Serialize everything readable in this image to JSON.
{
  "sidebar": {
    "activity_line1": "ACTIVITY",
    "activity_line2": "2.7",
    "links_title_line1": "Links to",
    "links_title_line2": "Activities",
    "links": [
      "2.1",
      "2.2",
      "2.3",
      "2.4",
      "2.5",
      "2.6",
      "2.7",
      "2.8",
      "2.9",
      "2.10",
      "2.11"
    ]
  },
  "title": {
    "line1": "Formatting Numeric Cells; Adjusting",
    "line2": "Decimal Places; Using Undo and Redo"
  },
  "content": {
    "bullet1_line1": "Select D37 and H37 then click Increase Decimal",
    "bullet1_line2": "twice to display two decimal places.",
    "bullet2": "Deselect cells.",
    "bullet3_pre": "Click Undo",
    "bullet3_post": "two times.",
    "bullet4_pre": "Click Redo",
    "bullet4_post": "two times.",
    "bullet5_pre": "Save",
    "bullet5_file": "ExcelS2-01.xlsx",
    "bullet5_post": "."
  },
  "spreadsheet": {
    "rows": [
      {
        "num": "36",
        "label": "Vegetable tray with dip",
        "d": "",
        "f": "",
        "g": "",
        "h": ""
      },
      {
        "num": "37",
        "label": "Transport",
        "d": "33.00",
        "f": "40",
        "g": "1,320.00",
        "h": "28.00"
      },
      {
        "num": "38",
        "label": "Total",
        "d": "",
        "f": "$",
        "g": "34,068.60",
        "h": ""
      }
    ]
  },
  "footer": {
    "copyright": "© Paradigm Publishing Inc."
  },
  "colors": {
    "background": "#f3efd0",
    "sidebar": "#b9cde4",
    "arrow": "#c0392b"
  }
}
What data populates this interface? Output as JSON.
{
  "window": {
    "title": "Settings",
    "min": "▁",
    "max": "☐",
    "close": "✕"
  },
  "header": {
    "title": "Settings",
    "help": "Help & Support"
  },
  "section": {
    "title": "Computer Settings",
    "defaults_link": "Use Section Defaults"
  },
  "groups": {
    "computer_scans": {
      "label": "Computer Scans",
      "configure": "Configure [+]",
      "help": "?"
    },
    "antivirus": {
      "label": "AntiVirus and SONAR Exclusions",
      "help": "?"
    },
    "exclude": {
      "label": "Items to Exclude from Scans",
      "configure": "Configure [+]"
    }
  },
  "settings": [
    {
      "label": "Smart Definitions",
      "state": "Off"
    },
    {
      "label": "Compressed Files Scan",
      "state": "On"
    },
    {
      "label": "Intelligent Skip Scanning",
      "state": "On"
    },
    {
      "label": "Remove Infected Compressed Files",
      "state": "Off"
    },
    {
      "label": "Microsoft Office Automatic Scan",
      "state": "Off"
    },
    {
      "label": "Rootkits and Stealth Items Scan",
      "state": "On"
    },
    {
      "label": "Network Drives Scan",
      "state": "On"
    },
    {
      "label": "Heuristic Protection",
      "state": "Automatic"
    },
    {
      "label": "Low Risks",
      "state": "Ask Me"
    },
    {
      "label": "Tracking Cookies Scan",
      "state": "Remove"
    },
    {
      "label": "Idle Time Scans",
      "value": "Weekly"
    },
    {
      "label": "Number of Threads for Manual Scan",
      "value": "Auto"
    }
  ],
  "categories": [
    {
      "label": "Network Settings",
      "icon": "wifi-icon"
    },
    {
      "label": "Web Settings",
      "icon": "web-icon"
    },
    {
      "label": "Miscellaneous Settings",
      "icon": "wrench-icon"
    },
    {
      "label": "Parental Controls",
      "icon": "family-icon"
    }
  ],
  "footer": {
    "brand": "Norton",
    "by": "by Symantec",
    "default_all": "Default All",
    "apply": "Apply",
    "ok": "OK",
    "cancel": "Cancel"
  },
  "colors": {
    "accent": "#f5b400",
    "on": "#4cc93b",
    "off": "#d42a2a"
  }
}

========

* **PROBLEM**: The answer must be every line of the listing that holds the word "Network".

* **SOLUTION TO THE EXERCISE**:
      "label": "Network Drives Scan",
      "label": "Network Settings",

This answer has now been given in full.